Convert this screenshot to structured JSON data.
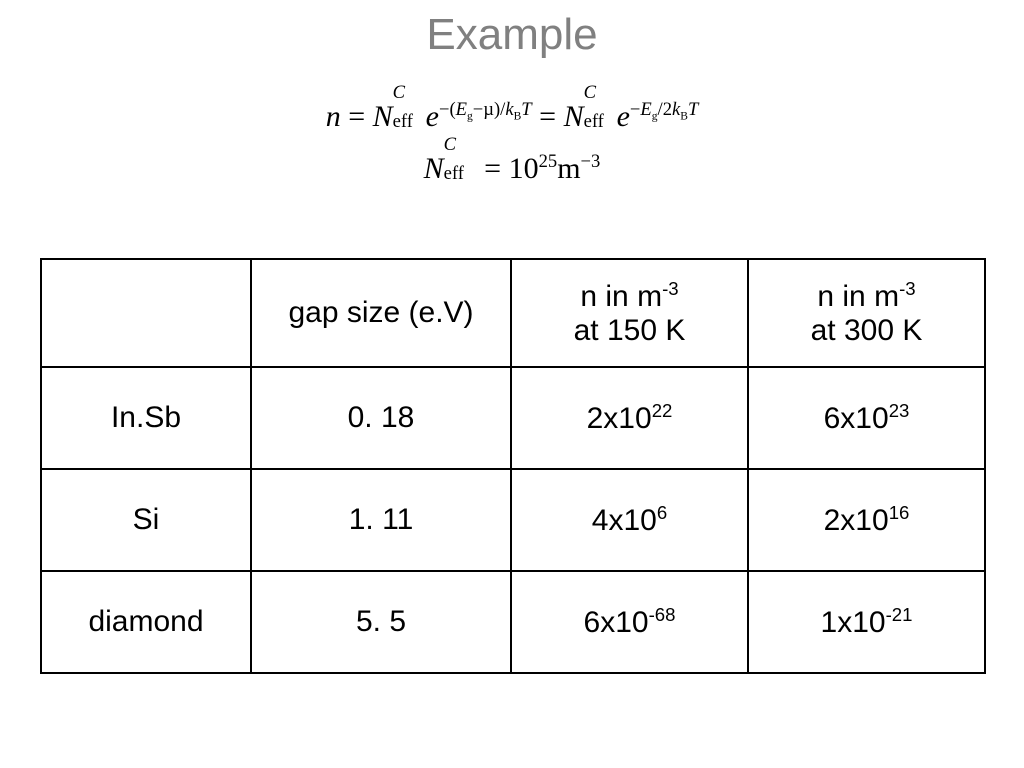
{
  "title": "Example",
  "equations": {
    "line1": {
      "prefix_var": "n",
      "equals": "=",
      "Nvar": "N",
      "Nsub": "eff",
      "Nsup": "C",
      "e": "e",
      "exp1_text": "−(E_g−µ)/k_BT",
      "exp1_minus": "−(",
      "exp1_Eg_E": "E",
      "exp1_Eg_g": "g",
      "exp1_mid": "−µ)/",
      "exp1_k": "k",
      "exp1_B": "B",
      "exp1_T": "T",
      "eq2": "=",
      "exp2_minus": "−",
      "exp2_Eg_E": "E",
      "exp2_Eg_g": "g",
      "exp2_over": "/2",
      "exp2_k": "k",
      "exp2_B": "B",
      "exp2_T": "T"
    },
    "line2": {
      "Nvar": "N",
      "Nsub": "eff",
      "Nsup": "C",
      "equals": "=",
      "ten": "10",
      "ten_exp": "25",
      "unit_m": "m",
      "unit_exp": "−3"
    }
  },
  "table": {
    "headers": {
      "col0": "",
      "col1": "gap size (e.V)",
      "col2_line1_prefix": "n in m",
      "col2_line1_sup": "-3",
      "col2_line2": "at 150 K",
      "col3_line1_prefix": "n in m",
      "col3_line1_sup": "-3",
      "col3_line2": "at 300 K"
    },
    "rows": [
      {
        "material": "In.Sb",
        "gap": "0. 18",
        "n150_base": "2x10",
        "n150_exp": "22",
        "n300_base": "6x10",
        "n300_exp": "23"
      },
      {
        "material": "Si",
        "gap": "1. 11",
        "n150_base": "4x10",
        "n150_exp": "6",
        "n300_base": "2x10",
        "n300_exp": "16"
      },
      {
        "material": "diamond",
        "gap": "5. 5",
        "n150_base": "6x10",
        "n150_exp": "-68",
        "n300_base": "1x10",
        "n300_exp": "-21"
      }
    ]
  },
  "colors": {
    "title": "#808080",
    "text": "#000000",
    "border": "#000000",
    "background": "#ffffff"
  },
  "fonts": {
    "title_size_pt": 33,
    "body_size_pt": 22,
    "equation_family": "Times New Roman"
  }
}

WRITTEN REQUEST> Reproduce the whole listing above word for word, but not its pictures.

RESULT OF THE TASK>
Convert this screenshot to structured JSON data.
{
  "title": "Example",
  "equations": {
    "line1": {
      "prefix_var": "n",
      "equals": "=",
      "Nvar": "N",
      "Nsub": "eff",
      "Nsup": "C",
      "e": "e",
      "exp1_text": "−(E_g−µ)/k_BT",
      "exp1_minus": "−(",
      "exp1_Eg_E": "E",
      "exp1_Eg_g": "g",
      "exp1_mid": "−µ)/",
      "exp1_k": "k",
      "exp1_B": "B",
      "exp1_T": "T",
      "eq2": "=",
      "exp2_minus": "−",
      "exp2_Eg_E": "E",
      "exp2_Eg_g": "g",
      "exp2_over": "/2",
      "exp2_k": "k",
      "exp2_B": "B",
      "exp2_T": "T"
    },
    "line2": {
      "Nvar": "N",
      "Nsub": "eff",
      "Nsup": "C",
      "equals": "=",
      "ten": "10",
      "ten_exp": "25",
      "unit_m": "m",
      "unit_exp": "−3"
    }
  },
  "table": {
    "headers": {
      "col0": "",
      "col1": "gap size (e.V)",
      "col2_line1_prefix": "n in m",
      "col2_line1_sup": "-3",
      "col2_line2": "at 150 K",
      "col3_line1_prefix": "n in m",
      "col3_line1_sup": "-3",
      "col3_line2": "at 300 K"
    },
    "rows": [
      {
        "material": "In.Sb",
        "gap": "0. 18",
        "n150_base": "2x10",
        "n150_exp": "22",
        "n300_base": "6x10",
        "n300_exp": "23"
      },
      {
        "material": "Si",
        "gap": "1. 11",
        "n150_base": "4x10",
        "n150_exp": "6",
        "n300_base": "2x10",
        "n300_exp": "16"
      },
      {
        "material": "diamond",
        "gap": "5. 5",
        "n150_base": "6x10",
        "n150_exp": "-68",
        "n300_base": "1x10",
        "n300_exp": "-21"
      }
    ]
  },
  "colors": {
    "title": "#808080",
    "text": "#000000",
    "border": "#000000",
    "background": "#ffffff"
  },
  "fonts": {
    "title_size_pt": 33,
    "body_size_pt": 22,
    "equation_family": "Times New Roman"
  }
}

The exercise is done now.